TASK REQUIREMENTS >>
Locate each line below that includes "Performance" and reproduce it.

------------------------------------------------------------------------

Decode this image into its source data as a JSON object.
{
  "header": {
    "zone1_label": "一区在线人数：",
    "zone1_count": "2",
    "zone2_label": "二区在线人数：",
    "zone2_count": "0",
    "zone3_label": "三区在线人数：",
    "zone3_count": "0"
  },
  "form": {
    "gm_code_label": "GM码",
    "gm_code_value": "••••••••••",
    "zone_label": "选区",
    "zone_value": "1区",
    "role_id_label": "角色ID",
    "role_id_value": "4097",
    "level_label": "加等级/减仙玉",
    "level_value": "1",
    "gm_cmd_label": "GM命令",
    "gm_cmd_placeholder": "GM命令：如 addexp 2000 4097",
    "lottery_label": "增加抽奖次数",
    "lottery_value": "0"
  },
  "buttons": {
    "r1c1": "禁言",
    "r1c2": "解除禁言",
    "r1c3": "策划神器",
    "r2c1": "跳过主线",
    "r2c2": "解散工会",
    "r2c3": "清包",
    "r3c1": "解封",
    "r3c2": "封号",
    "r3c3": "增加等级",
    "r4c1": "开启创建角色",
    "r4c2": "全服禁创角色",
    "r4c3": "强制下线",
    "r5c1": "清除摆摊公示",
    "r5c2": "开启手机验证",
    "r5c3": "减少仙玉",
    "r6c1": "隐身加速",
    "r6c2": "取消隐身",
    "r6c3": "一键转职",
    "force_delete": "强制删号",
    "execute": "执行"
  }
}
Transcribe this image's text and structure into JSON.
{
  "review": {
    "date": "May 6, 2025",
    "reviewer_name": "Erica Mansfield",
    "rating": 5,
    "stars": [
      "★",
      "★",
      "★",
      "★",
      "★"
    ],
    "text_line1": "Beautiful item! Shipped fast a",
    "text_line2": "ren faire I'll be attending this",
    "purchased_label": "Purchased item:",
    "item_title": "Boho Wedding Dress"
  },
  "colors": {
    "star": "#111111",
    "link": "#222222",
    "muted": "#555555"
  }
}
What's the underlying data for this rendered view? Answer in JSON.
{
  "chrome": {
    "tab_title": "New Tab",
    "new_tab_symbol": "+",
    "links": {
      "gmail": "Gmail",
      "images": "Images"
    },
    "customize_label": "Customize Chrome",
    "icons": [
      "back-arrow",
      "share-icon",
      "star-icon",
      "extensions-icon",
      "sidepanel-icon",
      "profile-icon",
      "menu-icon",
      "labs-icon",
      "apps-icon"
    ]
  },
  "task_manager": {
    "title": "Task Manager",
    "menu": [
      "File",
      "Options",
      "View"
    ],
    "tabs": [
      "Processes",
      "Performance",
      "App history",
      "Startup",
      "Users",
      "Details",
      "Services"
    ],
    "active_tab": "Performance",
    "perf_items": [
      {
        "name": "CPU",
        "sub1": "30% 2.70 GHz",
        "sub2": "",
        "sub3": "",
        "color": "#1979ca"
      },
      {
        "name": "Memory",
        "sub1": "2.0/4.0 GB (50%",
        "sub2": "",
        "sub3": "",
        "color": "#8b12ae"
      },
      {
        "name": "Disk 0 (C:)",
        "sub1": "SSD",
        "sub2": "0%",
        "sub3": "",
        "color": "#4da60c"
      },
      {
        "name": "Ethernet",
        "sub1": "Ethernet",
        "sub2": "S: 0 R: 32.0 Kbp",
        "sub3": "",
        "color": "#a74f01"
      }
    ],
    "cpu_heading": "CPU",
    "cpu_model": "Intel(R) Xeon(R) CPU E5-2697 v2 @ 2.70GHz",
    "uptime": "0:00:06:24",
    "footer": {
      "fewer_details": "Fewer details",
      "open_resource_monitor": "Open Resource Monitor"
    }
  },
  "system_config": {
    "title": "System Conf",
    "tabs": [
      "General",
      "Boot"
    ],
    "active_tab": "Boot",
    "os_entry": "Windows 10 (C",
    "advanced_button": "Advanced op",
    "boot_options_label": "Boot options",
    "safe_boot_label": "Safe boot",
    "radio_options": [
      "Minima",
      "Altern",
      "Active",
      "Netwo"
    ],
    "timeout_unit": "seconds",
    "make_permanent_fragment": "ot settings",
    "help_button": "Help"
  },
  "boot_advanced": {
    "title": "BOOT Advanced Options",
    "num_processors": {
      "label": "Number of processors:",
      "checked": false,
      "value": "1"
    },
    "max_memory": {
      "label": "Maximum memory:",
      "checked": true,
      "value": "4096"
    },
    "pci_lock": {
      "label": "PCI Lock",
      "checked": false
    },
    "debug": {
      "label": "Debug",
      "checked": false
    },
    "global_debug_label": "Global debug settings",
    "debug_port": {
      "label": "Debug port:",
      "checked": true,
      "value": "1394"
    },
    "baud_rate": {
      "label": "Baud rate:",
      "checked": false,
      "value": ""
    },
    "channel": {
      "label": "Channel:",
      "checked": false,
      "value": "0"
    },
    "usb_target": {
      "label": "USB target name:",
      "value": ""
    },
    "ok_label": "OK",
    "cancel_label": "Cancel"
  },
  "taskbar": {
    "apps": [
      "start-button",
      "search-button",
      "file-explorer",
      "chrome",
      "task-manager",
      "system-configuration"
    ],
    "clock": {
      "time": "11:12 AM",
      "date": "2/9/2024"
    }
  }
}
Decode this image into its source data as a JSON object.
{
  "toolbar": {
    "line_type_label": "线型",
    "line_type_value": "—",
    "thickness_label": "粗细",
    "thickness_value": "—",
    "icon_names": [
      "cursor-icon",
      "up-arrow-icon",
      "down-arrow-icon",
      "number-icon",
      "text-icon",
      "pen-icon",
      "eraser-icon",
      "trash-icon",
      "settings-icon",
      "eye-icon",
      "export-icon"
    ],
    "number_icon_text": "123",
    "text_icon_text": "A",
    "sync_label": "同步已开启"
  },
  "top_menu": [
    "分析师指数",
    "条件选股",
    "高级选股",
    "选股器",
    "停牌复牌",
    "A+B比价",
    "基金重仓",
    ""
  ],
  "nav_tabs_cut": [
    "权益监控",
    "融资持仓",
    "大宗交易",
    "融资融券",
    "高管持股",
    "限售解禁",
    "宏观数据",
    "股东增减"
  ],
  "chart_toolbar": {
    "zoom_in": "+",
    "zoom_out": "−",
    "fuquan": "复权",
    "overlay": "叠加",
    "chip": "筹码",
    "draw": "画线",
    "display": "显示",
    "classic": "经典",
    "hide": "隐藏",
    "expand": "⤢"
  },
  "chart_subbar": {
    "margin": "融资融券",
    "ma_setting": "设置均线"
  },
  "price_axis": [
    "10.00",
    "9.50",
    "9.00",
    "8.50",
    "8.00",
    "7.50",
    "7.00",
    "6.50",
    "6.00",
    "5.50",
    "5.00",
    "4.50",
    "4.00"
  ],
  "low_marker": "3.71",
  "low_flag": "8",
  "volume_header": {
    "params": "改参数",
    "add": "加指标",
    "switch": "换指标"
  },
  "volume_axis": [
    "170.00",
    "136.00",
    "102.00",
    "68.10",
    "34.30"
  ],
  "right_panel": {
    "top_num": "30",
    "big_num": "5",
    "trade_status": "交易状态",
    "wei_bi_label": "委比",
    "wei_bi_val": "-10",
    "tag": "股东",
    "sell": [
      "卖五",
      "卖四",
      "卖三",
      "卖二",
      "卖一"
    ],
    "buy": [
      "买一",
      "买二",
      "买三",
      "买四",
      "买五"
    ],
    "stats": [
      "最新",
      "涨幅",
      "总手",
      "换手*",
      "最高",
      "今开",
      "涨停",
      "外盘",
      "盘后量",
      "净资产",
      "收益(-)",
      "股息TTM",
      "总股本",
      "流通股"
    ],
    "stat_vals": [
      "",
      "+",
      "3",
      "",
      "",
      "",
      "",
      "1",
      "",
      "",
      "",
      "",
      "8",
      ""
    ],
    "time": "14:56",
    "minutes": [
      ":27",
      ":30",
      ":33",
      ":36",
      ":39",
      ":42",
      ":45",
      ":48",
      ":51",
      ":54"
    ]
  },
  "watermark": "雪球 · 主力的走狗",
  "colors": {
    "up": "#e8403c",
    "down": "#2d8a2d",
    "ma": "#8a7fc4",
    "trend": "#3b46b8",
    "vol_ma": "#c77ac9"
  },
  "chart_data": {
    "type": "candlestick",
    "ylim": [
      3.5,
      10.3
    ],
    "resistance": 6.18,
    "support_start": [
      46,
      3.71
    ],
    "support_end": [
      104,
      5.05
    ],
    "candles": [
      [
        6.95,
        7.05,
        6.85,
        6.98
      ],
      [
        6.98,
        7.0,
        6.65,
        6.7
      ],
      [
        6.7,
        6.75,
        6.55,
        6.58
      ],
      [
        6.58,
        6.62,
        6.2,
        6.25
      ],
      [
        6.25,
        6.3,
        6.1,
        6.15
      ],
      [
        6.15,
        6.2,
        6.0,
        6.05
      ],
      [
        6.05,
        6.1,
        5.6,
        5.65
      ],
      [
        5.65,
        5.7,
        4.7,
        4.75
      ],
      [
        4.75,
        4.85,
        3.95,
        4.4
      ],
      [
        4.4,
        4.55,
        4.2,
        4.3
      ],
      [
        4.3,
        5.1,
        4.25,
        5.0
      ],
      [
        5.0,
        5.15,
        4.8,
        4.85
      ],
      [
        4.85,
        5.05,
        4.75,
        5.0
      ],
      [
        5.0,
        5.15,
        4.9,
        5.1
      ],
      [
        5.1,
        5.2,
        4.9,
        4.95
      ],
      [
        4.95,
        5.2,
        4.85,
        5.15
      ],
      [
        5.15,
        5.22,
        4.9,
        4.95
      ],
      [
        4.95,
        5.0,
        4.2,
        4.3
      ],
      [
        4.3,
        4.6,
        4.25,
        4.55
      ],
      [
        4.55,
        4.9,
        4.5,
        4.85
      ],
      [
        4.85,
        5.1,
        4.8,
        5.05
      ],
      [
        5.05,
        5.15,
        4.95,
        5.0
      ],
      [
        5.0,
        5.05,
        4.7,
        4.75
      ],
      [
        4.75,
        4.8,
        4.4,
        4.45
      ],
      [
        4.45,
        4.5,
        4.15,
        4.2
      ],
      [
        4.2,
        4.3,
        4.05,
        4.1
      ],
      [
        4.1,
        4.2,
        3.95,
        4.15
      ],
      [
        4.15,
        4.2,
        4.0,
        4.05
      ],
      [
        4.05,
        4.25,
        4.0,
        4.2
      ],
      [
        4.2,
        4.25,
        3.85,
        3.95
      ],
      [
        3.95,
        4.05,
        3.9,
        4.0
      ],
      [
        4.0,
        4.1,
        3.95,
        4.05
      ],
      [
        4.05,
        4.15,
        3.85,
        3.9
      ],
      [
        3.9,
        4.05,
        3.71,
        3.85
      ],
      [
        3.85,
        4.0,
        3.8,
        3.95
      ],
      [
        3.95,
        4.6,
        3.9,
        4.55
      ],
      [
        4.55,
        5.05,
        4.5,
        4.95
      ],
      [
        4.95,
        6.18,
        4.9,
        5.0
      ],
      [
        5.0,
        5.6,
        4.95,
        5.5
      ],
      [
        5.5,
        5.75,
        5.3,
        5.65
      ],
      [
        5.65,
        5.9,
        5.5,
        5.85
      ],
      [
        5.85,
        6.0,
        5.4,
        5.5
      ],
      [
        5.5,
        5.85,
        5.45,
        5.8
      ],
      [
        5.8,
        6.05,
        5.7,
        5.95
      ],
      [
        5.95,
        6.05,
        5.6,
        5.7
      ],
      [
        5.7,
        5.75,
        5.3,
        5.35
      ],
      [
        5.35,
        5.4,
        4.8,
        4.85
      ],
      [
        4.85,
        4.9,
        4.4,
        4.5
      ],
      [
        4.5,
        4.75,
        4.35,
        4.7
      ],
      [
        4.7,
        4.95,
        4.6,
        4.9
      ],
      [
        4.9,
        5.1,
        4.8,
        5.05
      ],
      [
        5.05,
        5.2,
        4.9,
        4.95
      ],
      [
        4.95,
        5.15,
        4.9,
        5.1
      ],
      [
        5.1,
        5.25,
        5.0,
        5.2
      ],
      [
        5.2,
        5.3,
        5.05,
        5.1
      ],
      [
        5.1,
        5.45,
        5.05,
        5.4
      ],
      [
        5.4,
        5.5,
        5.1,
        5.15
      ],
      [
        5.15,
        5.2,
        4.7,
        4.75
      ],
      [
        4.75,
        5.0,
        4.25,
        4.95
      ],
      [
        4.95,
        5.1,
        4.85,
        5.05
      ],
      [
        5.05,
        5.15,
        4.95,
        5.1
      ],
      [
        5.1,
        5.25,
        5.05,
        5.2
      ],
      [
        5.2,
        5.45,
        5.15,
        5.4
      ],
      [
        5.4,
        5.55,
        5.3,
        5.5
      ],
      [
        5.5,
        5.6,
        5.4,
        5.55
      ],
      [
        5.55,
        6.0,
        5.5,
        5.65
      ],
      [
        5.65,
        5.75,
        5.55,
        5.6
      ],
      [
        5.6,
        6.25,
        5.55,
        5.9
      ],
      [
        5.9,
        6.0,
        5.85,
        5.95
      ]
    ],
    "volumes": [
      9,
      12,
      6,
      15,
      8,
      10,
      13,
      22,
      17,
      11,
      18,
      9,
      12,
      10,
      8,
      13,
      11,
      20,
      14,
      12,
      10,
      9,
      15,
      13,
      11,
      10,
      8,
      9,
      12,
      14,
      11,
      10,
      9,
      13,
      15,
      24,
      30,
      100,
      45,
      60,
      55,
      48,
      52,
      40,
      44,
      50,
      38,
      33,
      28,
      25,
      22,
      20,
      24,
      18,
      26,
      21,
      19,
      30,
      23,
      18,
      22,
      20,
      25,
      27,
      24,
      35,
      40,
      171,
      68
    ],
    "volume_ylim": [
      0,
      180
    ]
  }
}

------------------------------------------------------------------------

OUTPUT FOR THIS EXERCISE >>
      "Performance",
    "active_tab": "Performance",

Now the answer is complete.